### EXERCISE GOAL
Convert the data, starting with the line that contains "y-tick-label: 1537 xyxy=(97,715,195,760)" and going on through the line that contains "legend-label: Dados experimentais", into a Markdown table with the columns Row and Data line. Leave out any blank lines.

══════

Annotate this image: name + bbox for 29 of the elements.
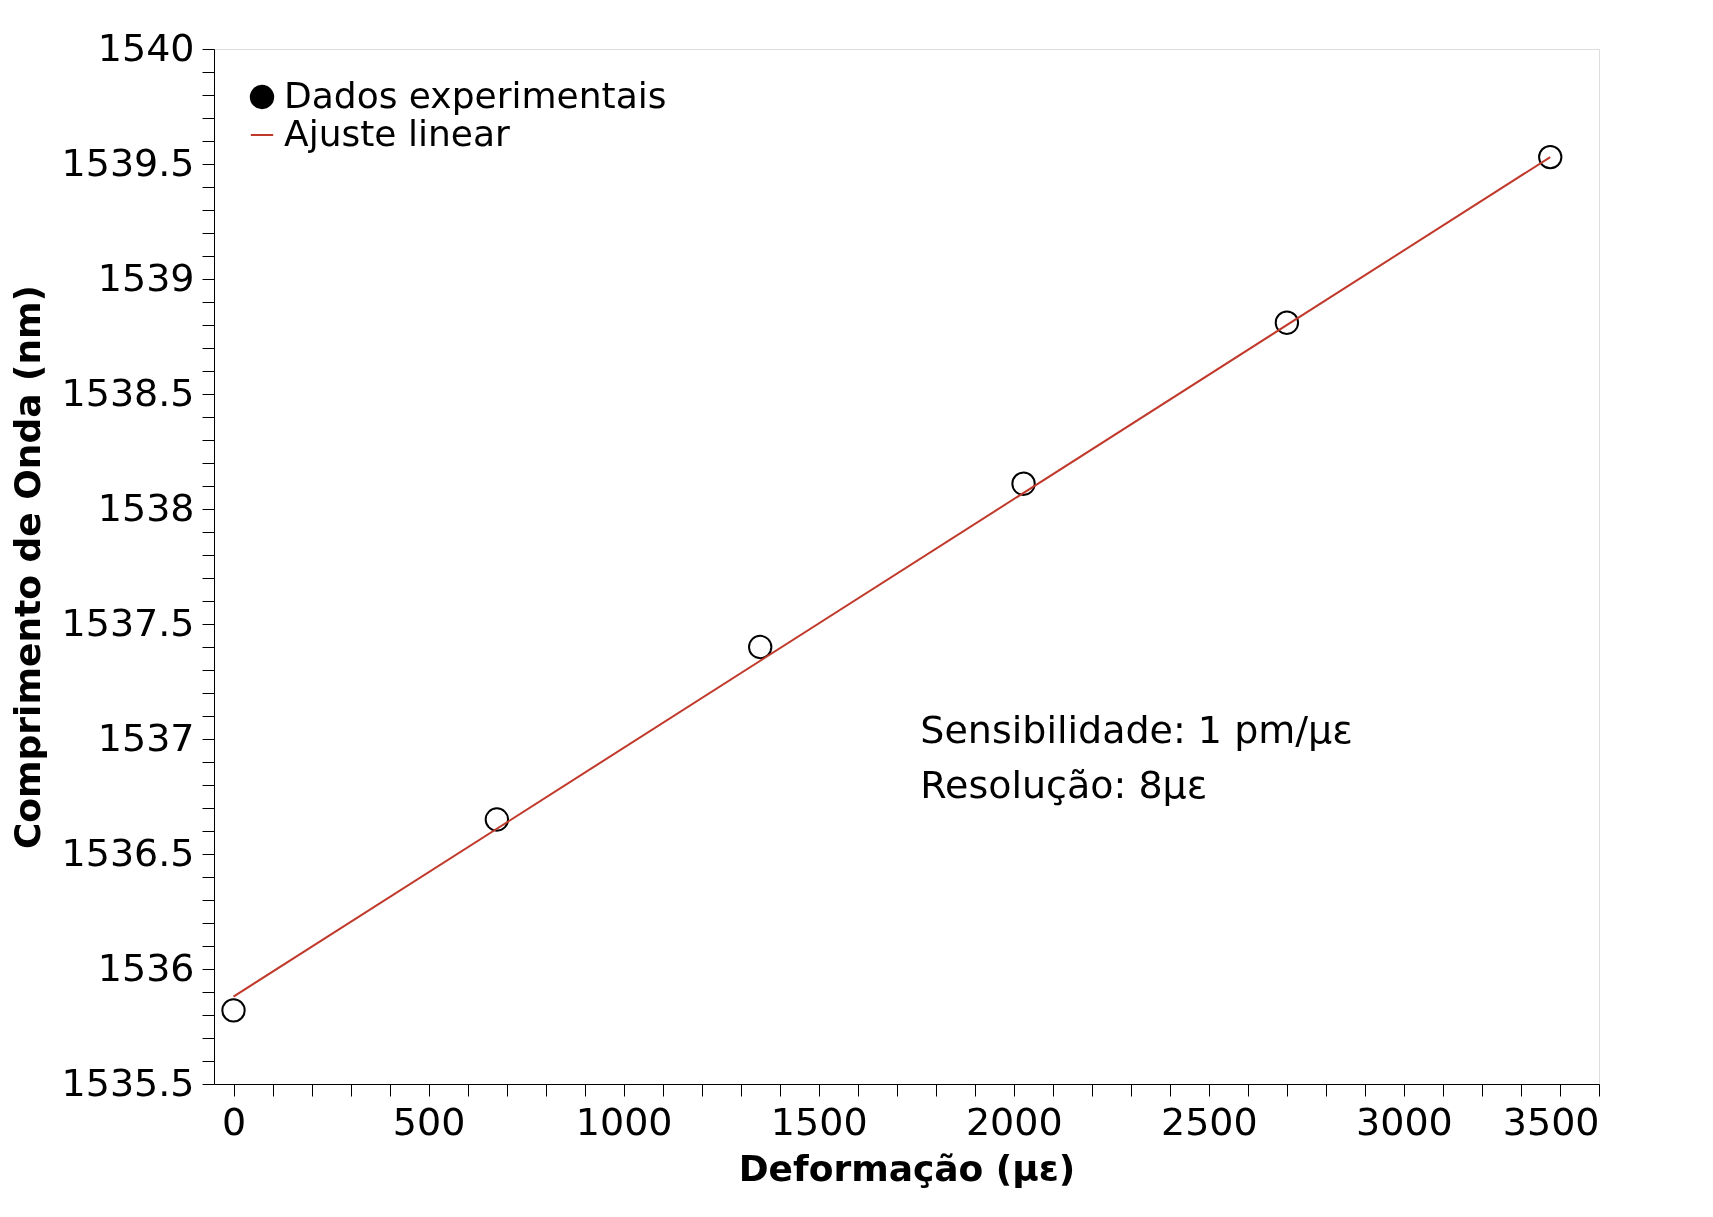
y-tick-label: 1537 xyxy=(97,715,195,760)
x-axis-title: Deformação (με) xyxy=(738,1147,1076,1189)
point xyxy=(1011,471,1036,496)
x-tick-label: 0 xyxy=(221,1099,247,1144)
x-tick-label: 3000 xyxy=(1356,1099,1453,1144)
point xyxy=(748,634,773,660)
point xyxy=(221,998,246,1023)
legend-label: Dados experimentais xyxy=(284,75,667,116)
x-tick-label: 2000 xyxy=(965,1099,1063,1144)
x-tick-label: 1500 xyxy=(770,1099,868,1144)
x-tick-label: 2500 xyxy=(1161,1099,1258,1144)
y-tick-label: 1539 xyxy=(97,255,195,300)
point xyxy=(484,807,510,832)
x-tick-label: 500 xyxy=(392,1099,466,1144)
x-tick-label: 1000 xyxy=(575,1099,673,1144)
y-tick-label: 1535.5 xyxy=(61,1060,195,1105)
y-tick-label: 1538.5 xyxy=(61,370,195,415)
y-tick-label: 1538 xyxy=(97,485,195,530)
point xyxy=(1274,310,1300,335)
y-tick-label: 1536.5 xyxy=(61,830,195,875)
x-tick-label: 3500 xyxy=(1502,1099,1600,1144)
y-tick-label: 1537.5 xyxy=(61,600,195,645)
y-axis-title: Comprimento de Onda (nm) xyxy=(6,284,48,850)
y-tick-label: 1536 xyxy=(97,945,195,990)
y-tick-label: 1539.5 xyxy=(61,140,195,185)
annotation: Sensibilidade: 1 pm/με xyxy=(920,708,1353,753)
annotation: Resolução: 8με xyxy=(920,763,1208,808)
y-tick-label: 1540 xyxy=(97,25,195,70)
point xyxy=(1538,144,1563,170)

══════

### THE OUTPUT
| Row | Data line |
|---|---|
| 1 | y-tick-label: 1537 xyxy=(97,715,195,760) |
| 2 | x-axis-title: Deformação (με) xyxy=(738,1147,1076,1189) |
| 3 | point xyxy=(1011,471,1036,496) |
| 4 | x-tick-label: 0 xyxy=(221,1099,247,1144) |
| 5 | x-tick-label: 3000 xyxy=(1356,1099,1453,1144) |
| 6 | point xyxy=(748,634,773,660) |
| 7 | point xyxy=(221,998,246,1023) |
| 8 | legend-label: Dados experimentais xyxy=(284,75,667,116) |